(Dataset records)
◇ ◇ ◇
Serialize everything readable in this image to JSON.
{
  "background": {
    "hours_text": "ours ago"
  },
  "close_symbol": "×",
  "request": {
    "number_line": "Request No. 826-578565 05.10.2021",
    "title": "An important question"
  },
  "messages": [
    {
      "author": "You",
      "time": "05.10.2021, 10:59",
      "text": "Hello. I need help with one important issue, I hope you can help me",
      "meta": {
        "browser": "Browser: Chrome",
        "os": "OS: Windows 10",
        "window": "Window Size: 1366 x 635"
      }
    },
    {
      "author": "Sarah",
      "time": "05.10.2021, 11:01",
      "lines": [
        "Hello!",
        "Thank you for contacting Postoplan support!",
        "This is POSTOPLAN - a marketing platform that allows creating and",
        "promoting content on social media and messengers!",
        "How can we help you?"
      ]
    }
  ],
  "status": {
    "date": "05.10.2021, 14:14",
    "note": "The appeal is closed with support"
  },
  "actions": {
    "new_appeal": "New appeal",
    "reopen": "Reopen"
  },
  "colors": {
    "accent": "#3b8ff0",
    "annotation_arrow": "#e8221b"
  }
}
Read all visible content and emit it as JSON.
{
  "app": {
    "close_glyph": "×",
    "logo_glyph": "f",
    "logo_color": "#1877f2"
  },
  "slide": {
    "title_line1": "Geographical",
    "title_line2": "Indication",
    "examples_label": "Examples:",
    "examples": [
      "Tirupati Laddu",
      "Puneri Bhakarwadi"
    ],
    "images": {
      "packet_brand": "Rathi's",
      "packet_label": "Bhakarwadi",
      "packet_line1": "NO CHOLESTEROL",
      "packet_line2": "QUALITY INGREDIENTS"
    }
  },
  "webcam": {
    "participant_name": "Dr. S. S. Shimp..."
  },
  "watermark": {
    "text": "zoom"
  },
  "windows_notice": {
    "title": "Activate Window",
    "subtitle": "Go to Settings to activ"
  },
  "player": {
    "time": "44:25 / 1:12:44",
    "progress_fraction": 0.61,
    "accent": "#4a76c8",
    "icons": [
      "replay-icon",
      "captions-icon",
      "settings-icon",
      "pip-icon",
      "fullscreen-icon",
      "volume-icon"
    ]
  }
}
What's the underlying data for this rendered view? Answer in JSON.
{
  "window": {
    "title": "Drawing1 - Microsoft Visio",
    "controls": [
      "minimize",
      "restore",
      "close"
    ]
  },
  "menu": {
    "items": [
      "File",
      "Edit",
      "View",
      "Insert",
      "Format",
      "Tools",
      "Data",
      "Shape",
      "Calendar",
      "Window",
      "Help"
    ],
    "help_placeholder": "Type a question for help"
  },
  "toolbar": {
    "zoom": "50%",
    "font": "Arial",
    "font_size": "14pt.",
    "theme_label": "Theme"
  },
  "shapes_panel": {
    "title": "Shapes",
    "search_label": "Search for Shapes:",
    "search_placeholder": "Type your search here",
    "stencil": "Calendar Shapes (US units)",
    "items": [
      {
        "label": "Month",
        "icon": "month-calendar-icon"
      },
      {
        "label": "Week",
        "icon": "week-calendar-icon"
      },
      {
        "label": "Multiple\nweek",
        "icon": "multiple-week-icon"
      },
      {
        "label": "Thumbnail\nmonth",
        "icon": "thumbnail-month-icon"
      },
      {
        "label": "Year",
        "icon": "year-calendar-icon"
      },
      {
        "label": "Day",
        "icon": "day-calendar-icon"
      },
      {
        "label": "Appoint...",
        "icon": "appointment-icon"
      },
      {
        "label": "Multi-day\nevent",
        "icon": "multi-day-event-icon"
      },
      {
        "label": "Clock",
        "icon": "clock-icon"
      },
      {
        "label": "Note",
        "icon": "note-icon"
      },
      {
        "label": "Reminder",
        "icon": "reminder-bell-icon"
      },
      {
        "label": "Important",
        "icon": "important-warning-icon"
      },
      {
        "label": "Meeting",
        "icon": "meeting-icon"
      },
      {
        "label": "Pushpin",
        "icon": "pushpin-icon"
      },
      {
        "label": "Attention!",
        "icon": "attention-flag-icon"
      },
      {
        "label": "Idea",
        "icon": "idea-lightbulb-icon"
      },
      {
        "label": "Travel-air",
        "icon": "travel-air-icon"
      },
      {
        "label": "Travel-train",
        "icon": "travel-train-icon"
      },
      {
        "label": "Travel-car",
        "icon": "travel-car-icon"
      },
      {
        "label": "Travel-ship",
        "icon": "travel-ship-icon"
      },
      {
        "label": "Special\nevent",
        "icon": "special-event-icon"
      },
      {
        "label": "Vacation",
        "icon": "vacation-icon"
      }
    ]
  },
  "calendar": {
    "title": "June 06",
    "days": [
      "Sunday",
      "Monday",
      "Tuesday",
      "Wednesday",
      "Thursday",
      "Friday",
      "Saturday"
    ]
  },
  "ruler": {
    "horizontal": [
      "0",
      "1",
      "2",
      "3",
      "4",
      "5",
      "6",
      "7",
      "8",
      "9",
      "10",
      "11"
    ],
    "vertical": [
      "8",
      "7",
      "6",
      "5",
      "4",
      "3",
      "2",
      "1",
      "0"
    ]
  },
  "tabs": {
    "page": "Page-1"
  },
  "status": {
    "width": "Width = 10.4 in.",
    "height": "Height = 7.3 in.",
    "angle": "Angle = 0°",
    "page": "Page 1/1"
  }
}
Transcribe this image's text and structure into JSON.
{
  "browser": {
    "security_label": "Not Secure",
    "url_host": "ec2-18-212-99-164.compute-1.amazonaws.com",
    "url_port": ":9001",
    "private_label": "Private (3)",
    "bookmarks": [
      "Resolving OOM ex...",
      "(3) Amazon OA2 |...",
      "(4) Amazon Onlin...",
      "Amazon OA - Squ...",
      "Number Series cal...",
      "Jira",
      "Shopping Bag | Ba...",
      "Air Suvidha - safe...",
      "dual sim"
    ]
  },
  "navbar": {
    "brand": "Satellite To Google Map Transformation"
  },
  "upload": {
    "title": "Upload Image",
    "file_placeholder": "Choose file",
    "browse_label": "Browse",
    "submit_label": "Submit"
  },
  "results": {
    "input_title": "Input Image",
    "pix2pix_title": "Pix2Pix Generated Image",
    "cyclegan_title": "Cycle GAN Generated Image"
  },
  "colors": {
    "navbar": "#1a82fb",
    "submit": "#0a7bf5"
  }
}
◇ ◇ ◇
■ **Required work**:
All of the data needs to be printed once more, exactly.

■ **Task response**:
Serialize everything readable in this image to JSON.
{
  "background": {
    "hours_text": "ours ago"
  },
  "close_symbol": "×",
  "request": {
    "number_line": "Request No. 826-578565 05.10.2021",
    "title": "An important question"
  },
  "messages": [
    {
      "author": "You",
      "time": "05.10.2021, 10:59",
      "text": "Hello. I need help with one important issue, I hope you can help me",
      "meta": {
        "browser": "Browser: Chrome",
        "os": "OS: Windows 10",
        "window": "Window Size: 1366 x 635"
      }
    },
    {
      "author": "Sarah",
      "time": "05.10.2021, 11:01",
      "lines": [
        "Hello!",
        "Thank you for contacting Postoplan support!",
        "This is POSTOPLAN - a marketing platform that allows creating and",
        "promoting content on social media and messengers!",
        "How can we help you?"
      ]
    }
  ],
  "status": {
    "date": "05.10.2021, 14:14",
    "note": "The appeal is closed with support"
  },
  "actions": {
    "new_appeal": "New appeal",
    "reopen": "Reopen"
  },
  "colors": {
    "accent": "#3b8ff0",
    "annotation_arrow": "#e8221b"
  }
}
Read all visible content and emit it as JSON.
{
  "app": {
    "close_glyph": "×",
    "logo_glyph": "f",
    "logo_color": "#1877f2"
  },
  "slide": {
    "title_line1": "Geographical",
    "title_line2": "Indication",
    "examples_label": "Examples:",
    "examples": [
      "Tirupati Laddu",
      "Puneri Bhakarwadi"
    ],
    "images": {
      "packet_brand": "Rathi's",
      "packet_label": "Bhakarwadi",
      "packet_line1": "NO CHOLESTEROL",
      "packet_line2": "QUALITY INGREDIENTS"
    }
  },
  "webcam": {
    "participant_name": "Dr. S. S. Shimp..."
  },
  "watermark": {
    "text": "zoom"
  },
  "windows_notice": {
    "title": "Activate Window",
    "subtitle": "Go to Settings to activ"
  },
  "player": {
    "time": "44:25 / 1:12:44",
    "progress_fraction": 0.61,
    "accent": "#4a76c8",
    "icons": [
      "replay-icon",
      "captions-icon",
      "settings-icon",
      "pip-icon",
      "fullscreen-icon",
      "volume-icon"
    ]
  }
}
What's the underlying data for this rendered view? Answer in JSON.
{
  "window": {
    "title": "Drawing1 - Microsoft Visio",
    "controls": [
      "minimize",
      "restore",
      "close"
    ]
  },
  "menu": {
    "items": [
      "File",
      "Edit",
      "View",
      "Insert",
      "Format",
      "Tools",
      "Data",
      "Shape",
      "Calendar",
      "Window",
      "Help"
    ],
    "help_placeholder": "Type a question for help"
  },
  "toolbar": {
    "zoom": "50%",
    "font": "Arial",
    "font_size": "14pt.",
    "theme_label": "Theme"
  },
  "shapes_panel": {
    "title": "Shapes",
    "search_label": "Search for Shapes:",
    "search_placeholder": "Type your search here",
    "stencil": "Calendar Shapes (US units)",
    "items": [
      {
        "label": "Month",
        "icon": "month-calendar-icon"
      },
      {
        "label": "Week",
        "icon": "week-calendar-icon"
      },
      {
        "label": "Multiple\nweek",
        "icon": "multiple-week-icon"
      },
      {
        "label": "Thumbnail\nmonth",
        "icon": "thumbnail-month-icon"
      },
      {
        "label": "Year",
        "icon": "year-calendar-icon"
      },
      {
        "label": "Day",
        "icon": "day-calendar-icon"
      },
      {
        "label": "Appoint...",
        "icon": "appointment-icon"
      },
      {
        "label": "Multi-day\nevent",
        "icon": "multi-day-event-icon"
      },
      {
        "label": "Clock",
        "icon": "clock-icon"
      },
      {
        "label": "Note",
        "icon": "note-icon"
      },
      {
        "label": "Reminder",
        "icon": "reminder-bell-icon"
      },
      {
        "label": "Important",
        "icon": "important-warning-icon"
      },
      {
        "label": "Meeting",
        "icon": "meeting-icon"
      },
      {
        "label": "Pushpin",
        "icon": "pushpin-icon"
      },
      {
        "label": "Attention!",
        "icon": "attention-flag-icon"
      },
      {
        "label": "Idea",
        "icon": "idea-lightbulb-icon"
      },
      {
        "label": "Travel-air",
        "icon": "travel-air-icon"
      },
      {
        "label": "Travel-train",
        "icon": "travel-train-icon"
      },
      {
        "label": "Travel-car",
        "icon": "travel-car-icon"
      },
      {
        "label": "Travel-ship",
        "icon": "travel-ship-icon"
      },
      {
        "label": "Special\nevent",
        "icon": "special-event-icon"
      },
      {
        "label": "Vacation",
        "icon": "vacation-icon"
      }
    ]
  },
  "calendar": {
    "title": "June 06",
    "days": [
      "Sunday",
      "Monday",
      "Tuesday",
      "Wednesday",
      "Thursday",
      "Friday",
      "Saturday"
    ]
  },
  "ruler": {
    "horizontal": [
      "0",
      "1",
      "2",
      "3",
      "4",
      "5",
      "6",
      "7",
      "8",
      "9",
      "10",
      "11"
    ],
    "vertical": [
      "8",
      "7",
      "6",
      "5",
      "4",
      "3",
      "2",
      "1",
      "0"
    ]
  },
  "tabs": {
    "page": "Page-1"
  },
  "status": {
    "width": "Width = 10.4 in.",
    "height": "Height = 7.3 in.",
    "angle": "Angle = 0°",
    "page": "Page 1/1"
  }
}
Transcribe this image's text and structure into JSON.
{
  "browser": {
    "security_label": "Not Secure",
    "url_host": "ec2-18-212-99-164.compute-1.amazonaws.com",
    "url_port": ":9001",
    "private_label": "Private (3)",
    "bookmarks": [
      "Resolving OOM ex...",
      "(3) Amazon OA2 |...",
      "(4) Amazon Onlin...",
      "Amazon OA - Squ...",
      "Number Series cal...",
      "Jira",
      "Shopping Bag | Ba...",
      "Air Suvidha - safe...",
      "dual sim"
    ]
  },
  "navbar": {
    "brand": "Satellite To Google Map Transformation"
  },
  "upload": {
    "title": "Upload Image",
    "file_placeholder": "Choose file",
    "browse_label": "Browse",
    "submit_label": "Submit"
  },
  "results": {
    "input_title": "Input Image",
    "pix2pix_title": "Pix2Pix Generated Image",
    "cyclegan_title": "Cycle GAN Generated Image"
  },
  "colors": {
    "navbar": "#1a82fb",
    "submit": "#0a7bf5"
  }
}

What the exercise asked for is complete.